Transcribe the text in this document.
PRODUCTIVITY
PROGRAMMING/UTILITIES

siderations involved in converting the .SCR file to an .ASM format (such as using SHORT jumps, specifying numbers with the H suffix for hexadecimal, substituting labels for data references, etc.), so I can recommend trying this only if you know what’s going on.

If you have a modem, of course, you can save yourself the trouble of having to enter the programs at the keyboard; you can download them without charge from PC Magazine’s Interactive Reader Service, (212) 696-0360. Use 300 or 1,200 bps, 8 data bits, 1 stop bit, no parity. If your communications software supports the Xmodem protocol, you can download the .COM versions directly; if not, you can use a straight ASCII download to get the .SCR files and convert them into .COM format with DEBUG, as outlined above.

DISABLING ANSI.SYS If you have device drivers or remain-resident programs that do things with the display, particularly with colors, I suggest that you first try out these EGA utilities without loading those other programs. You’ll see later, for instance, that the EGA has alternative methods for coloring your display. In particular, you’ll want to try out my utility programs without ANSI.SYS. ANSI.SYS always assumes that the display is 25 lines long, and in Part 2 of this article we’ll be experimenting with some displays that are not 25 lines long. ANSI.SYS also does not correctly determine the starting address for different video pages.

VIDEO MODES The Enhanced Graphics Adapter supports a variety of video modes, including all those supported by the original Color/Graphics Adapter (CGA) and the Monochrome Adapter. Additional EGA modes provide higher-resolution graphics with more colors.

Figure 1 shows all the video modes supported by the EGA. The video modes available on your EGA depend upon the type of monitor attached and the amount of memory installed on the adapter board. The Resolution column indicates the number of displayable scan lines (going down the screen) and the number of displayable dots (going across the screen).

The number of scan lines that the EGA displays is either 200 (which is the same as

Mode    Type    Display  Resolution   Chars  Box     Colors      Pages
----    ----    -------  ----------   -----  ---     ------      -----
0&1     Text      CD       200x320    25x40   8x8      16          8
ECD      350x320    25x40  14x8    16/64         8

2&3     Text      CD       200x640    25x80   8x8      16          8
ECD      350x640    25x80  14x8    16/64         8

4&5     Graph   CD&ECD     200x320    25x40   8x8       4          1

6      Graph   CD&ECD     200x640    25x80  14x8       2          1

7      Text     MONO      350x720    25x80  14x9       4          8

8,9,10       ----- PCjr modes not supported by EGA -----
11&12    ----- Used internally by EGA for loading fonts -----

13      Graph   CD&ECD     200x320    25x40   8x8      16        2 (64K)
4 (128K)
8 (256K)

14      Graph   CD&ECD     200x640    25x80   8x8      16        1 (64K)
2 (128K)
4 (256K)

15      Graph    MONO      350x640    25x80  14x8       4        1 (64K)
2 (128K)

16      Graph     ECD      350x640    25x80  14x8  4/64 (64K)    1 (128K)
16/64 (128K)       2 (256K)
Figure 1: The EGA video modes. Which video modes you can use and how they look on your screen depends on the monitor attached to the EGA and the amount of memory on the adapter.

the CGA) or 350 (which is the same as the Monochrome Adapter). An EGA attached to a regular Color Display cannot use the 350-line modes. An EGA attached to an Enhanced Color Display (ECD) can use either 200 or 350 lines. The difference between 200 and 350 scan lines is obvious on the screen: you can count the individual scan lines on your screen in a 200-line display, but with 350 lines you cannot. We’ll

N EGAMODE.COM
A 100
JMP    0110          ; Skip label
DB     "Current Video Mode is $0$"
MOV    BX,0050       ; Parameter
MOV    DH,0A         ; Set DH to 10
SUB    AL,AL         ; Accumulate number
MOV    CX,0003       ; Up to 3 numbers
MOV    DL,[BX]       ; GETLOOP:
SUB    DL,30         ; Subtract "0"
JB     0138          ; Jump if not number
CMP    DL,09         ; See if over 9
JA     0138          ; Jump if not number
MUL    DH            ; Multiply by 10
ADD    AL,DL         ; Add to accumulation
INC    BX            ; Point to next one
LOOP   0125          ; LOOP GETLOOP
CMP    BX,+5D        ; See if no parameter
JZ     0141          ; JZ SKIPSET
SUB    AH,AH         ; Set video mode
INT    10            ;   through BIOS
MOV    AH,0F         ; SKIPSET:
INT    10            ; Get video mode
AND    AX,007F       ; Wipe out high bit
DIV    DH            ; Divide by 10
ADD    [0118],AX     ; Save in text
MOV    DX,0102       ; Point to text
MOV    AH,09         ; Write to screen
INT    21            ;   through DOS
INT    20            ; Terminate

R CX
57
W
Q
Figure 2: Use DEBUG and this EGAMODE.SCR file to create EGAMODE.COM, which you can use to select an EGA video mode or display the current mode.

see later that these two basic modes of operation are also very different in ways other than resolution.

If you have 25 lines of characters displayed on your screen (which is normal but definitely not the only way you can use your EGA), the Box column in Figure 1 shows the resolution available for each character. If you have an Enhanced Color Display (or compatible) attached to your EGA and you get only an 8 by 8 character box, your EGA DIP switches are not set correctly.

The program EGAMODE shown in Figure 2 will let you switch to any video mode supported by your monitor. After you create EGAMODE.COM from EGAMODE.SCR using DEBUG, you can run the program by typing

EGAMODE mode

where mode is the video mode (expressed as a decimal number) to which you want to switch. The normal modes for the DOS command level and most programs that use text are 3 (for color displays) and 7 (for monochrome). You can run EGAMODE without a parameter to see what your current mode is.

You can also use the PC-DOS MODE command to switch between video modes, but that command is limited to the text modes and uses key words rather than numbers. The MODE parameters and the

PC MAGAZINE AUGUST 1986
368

■ What is being asked: Please output every record, keeping each line exact.

■ Response to the task:
Transcribe the text in this document.
PRODUCTIVITY
PROGRAMMING/UTILITIES

siderations involved in converting the .SCR file to an .ASM format (such as using SHORT jumps, specifying numbers with the H suffix for hexadecimal, substituting labels for data references, etc.), so I can recommend trying this only if you know what’s going on.

If you have a modem, of course, you can save yourself the trouble of having to enter the programs at the keyboard; you can download them without charge from PC Magazine’s Interactive Reader Service, (212) 696-0360. Use 300 or 1,200 bps, 8 data bits, 1 stop bit, no parity. If your communications software supports the Xmodem protocol, you can download the .COM versions directly; if not, you can use a straight ASCII download to get the .SCR files and convert them into .COM format with DEBUG, as outlined above.

DISABLING ANSI.SYS If you have device drivers or remain-resident programs that do things with the display, particularly with colors, I suggest that you first try out these EGA utilities without loading those other programs. You’ll see later, for instance, that the EGA has alternative methods for coloring your display. In particular, you’ll want to try out my utility programs without ANSI.SYS. ANSI.SYS always assumes that the display is 25 lines long, and in Part 2 of this article we’ll be experimenting with some displays that are not 25 lines long. ANSI.SYS also does not correctly determine the starting address for different video pages.

VIDEO MODES The Enhanced Graphics Adapter supports a variety of video modes, including all those supported by the original Color/Graphics Adapter (CGA) and the Monochrome Adapter. Additional EGA modes provide higher-resolution graphics with more colors.

Figure 1 shows all the video modes supported by the EGA. The video modes available on your EGA depend upon the type of monitor attached and the amount of memory installed on the adapter board. The Resolution column indicates the number of displayable scan lines (going down the screen) and the number of displayable dots (going across the screen).

The number of scan lines that the EGA displays is either 200 (which is the same as

Mode    Type    Display  Resolution   Chars  Box     Colors      Pages
----    ----    -------  ----------   -----  ---     ------      -----
0&1     Text      CD       200x320    25x40   8x8      16          8
ECD      350x320    25x40  14x8    16/64         8

2&3     Text      CD       200x640    25x80   8x8      16          8
ECD      350x640    25x80  14x8    16/64         8

4&5     Graph   CD&ECD     200x320    25x40   8x8       4          1

6      Graph   CD&ECD     200x640    25x80  14x8       2          1

7      Text     MONO      350x720    25x80  14x9       4          8

8,9,10       ----- PCjr modes not supported by EGA -----
11&12    ----- Used internally by EGA for loading fonts -----

13      Graph   CD&ECD     200x320    25x40   8x8      16        2 (64K)
4 (128K)
8 (256K)

14      Graph   CD&ECD     200x640    25x80   8x8      16        1 (64K)
2 (128K)
4 (256K)

15      Graph    MONO      350x640    25x80  14x8       4        1 (64K)
2 (128K)

16      Graph     ECD      350x640    25x80  14x8  4/64 (64K)    1 (128K)
16/64 (128K)       2 (256K)
Figure 1: The EGA video modes. Which video modes you can use and how they look on your screen depends on the monitor attached to the EGA and the amount of memory on the adapter.

the CGA) or 350 (which is the same as the Monochrome Adapter). An EGA attached to a regular Color Display cannot use the 350-line modes. An EGA attached to an Enhanced Color Display (ECD) can use either 200 or 350 lines. The difference between 200 and 350 scan lines is obvious on the screen: you can count the individual scan lines on your screen in a 200-line display, but with 350 lines you cannot. We’ll

N EGAMODE.COM
A 100
JMP    0110          ; Skip label
DB     "Current Video Mode is $0$"
MOV    BX,0050       ; Parameter
MOV    DH,0A         ; Set DH to 10
SUB    AL,AL         ; Accumulate number
MOV    CX,0003       ; Up to 3 numbers
MOV    DL,[BX]       ; GETLOOP:
SUB    DL,30         ; Subtract "0"
JB     0138          ; Jump if not number
CMP    DL,09         ; See if over 9
JA     0138          ; Jump if not number
MUL    DH            ; Multiply by 10
ADD    AL,DL         ; Add to accumulation
INC    BX            ; Point to next one
LOOP   0125          ; LOOP GETLOOP
CMP    BX,+5D        ; See if no parameter
JZ     0141          ; JZ SKIPSET
SUB    AH,AH         ; Set video mode
INT    10            ;   through BIOS
MOV    AH,0F         ; SKIPSET:
INT    10            ; Get video mode
AND    AX,007F       ; Wipe out high bit
DIV    DH            ; Divide by 10
ADD    [0118],AX     ; Save in text
MOV    DX,0102       ; Point to text
MOV    AH,09         ; Write to screen
INT    21            ;   through DOS
INT    20            ; Terminate

R CX
57
W
Q
Figure 2: Use DEBUG and this EGAMODE.SCR file to create EGAMODE.COM, which you can use to select an EGA video mode or display the current mode.

see later that these two basic modes of operation are also very different in ways other than resolution.

If you have 25 lines of characters displayed on your screen (which is normal but definitely not the only way you can use your EGA), the Box column in Figure 1 shows the resolution available for each character. If you have an Enhanced Color Display (or compatible) attached to your EGA and you get only an 8 by 8 character box, your EGA DIP switches are not set correctly.

The program EGAMODE shown in Figure 2 will let you switch to any video mode supported by your monitor. After you create EGAMODE.COM from EGAMODE.SCR using DEBUG, you can run the program by typing

EGAMODE mode

where mode is the video mode (expressed as a decimal number) to which you want to switch. The normal modes for the DOS command level and most programs that use text are 3 (for color displays) and 7 (for monochrome). You can run EGAMODE without a parameter to see what your current mode is.

You can also use the PC-DOS MODE command to switch between video modes, but that command is limited to the text modes and uses key words rather than numbers. The MODE parameters and the

PC MAGAZINE AUGUST 1986
368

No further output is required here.